WRITTEN REQUEST » Go through the entries and say how many lines contain the string "title". The number is the whole answer.

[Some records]

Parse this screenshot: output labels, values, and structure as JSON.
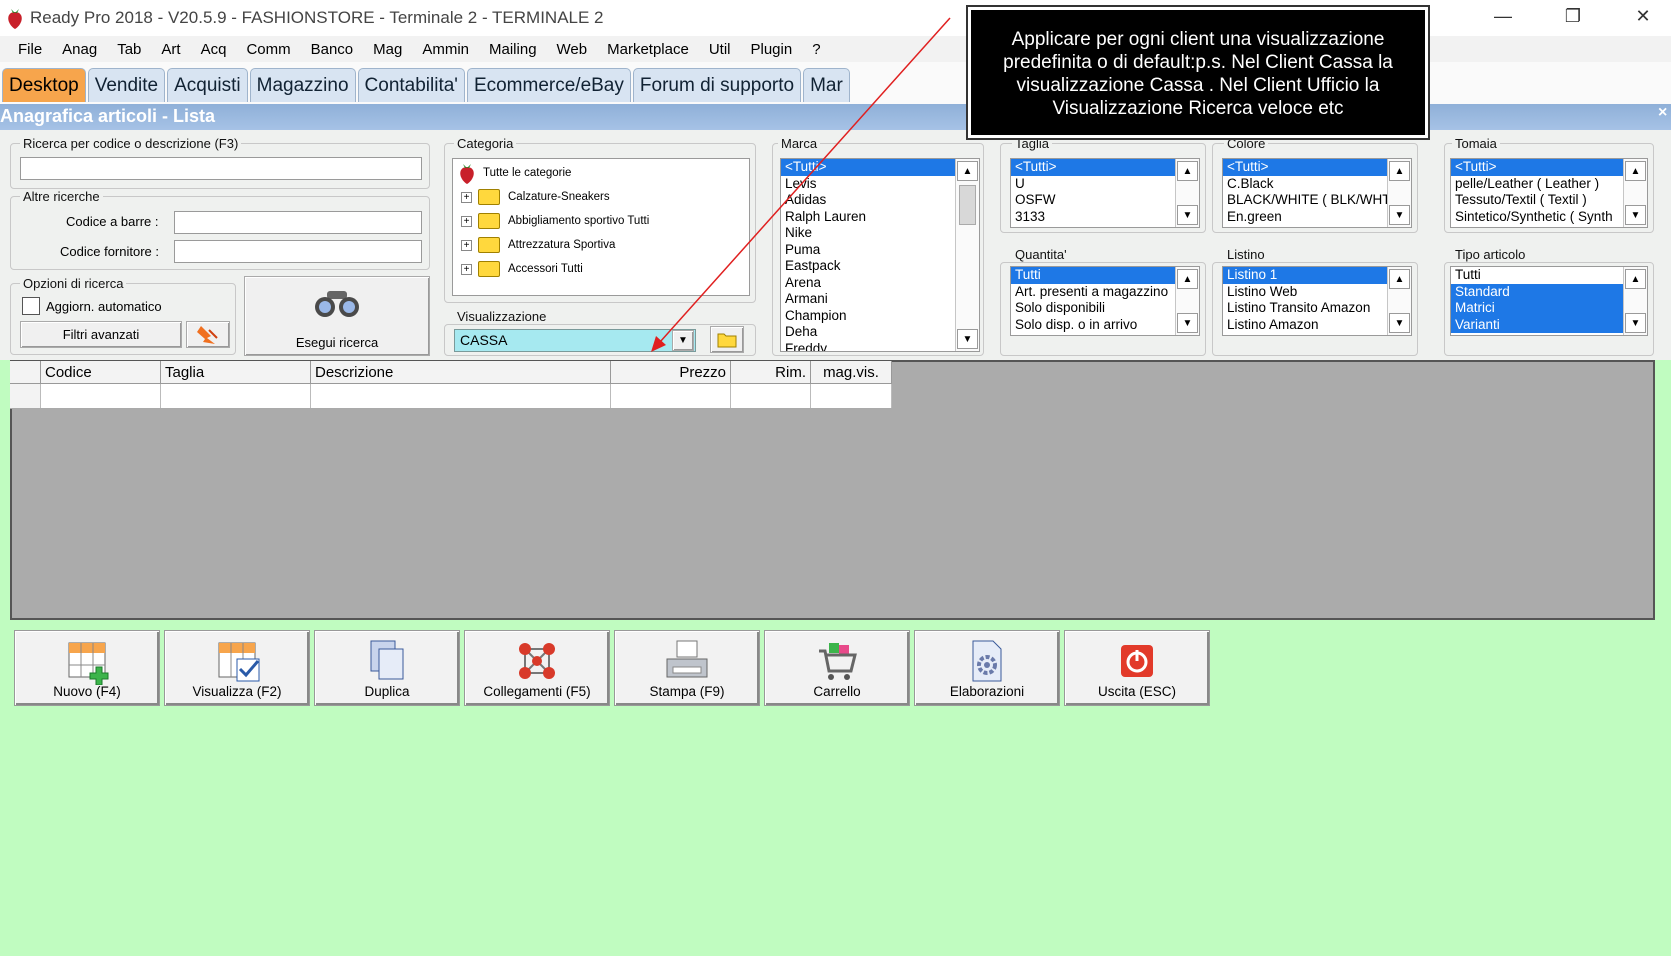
{
  "window": {
    "title": "Ready Pro 2018 - V20.5.9 - FASHIONSTORE - Terminale 2 - TERMINALE 2",
    "minimize": "—",
    "restore": "❐",
    "close": "✕"
  },
  "menu": [
    "File",
    "Anag",
    "Tab",
    "Art",
    "Acq",
    "Comm",
    "Banco",
    "Mag",
    "Ammin",
    "Mailing",
    "Web",
    "Marketplace",
    "Util",
    "Plugin",
    "?"
  ],
  "tabs": [
    "Desktop",
    "Vendite",
    "Acquisti",
    "Magazzino",
    "Contabilita'",
    "Ecommerce/eBay",
    "Forum di supporto",
    "Mar"
  ],
  "panel": {
    "title": "Anagrafica articoli  - Lista",
    "close": "×"
  },
  "search": {
    "label": "Ricerca per codice o descrizione (F3)",
    "value": ""
  },
  "other": {
    "label": "Altre ricerche",
    "barcode_label": "Codice a barre :",
    "supplier_label": "Codice fornitore :"
  },
  "options": {
    "label": "Opzioni di ricerca",
    "auto_update": "Aggiorn. automatico",
    "advanced": "Filtri avanzati",
    "run": "Esegui ricerca"
  },
  "categoria": {
    "label": "Categoria",
    "root": "Tutte le categorie",
    "items": [
      "Calzature-Sneakers",
      "Abbigliamento sportivo Tutti",
      "Attrezzatura Sportiva",
      "Accessori Tutti"
    ]
  },
  "visualizzazione": {
    "label": "Visualizzazione",
    "value": "CASSA"
  },
  "marca": {
    "label": "Marca",
    "items": [
      "<Tutti>",
      "Levis",
      "Adidas",
      "Ralph Lauren",
      "Nike",
      "Puma",
      "Eastpack",
      "Arena",
      "Armani",
      "Champion",
      "Deha",
      "Freddy"
    ]
  },
  "taglia": {
    "label": "Taglia",
    "items": [
      "<Tutti>",
      "U",
      "OSFW",
      "3133"
    ]
  },
  "colore": {
    "label": "Colore",
    "items": [
      "<Tutti>",
      "C.Black",
      "BLACK/WHITE ( BLK/WHT",
      "En.green"
    ]
  },
  "tomaia": {
    "label": "Tomaia",
    "items": [
      "<Tutti>",
      "pelle/Leather ( Leather )",
      "Tessuto/Textil ( Textil )",
      "Sintetico/Synthetic ( Synth"
    ]
  },
  "quantita": {
    "label": "Quantita'",
    "items": [
      "Tutti",
      "Art. presenti a magazzino",
      "Solo disponibili",
      "Solo disp. o in arrivo"
    ]
  },
  "listino": {
    "label": "Listino",
    "items": [
      "Listino 1",
      "Listino Web",
      "Listino Transito Amazon",
      "Listino Amazon"
    ]
  },
  "tipo": {
    "label": "Tipo articolo",
    "items": [
      "Tutti",
      "Standard",
      "Matrici",
      "Varianti"
    ]
  },
  "grid": {
    "columns": [
      "Codice",
      "Taglia",
      "Descrizione",
      "Prezzo",
      "Rim.",
      "mag.vis."
    ]
  },
  "actions": [
    "Nuovo (F4)",
    "Visualizza (F2)",
    "Duplica",
    "Collegamenti (F5)",
    "Stampa (F9)",
    "Carrello",
    "Elaborazioni",
    "Uscita (ESC)"
  ],
  "callout": {
    "text": "Applicare per ogni client una visualizzazione predefinita o di default:p.s. Nel Client Cassa la visualizzazione Cassa . Nel Client Ufficio la Visualizzazione  Ricerca veloce etc"
  },
  "colors": {
    "accent_tab": "#f7a54c",
    "selection": "#1e78e6",
    "background": "#c0fcc0",
    "callout": "#000000"
  }
}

FINISHED EXERCISE » 2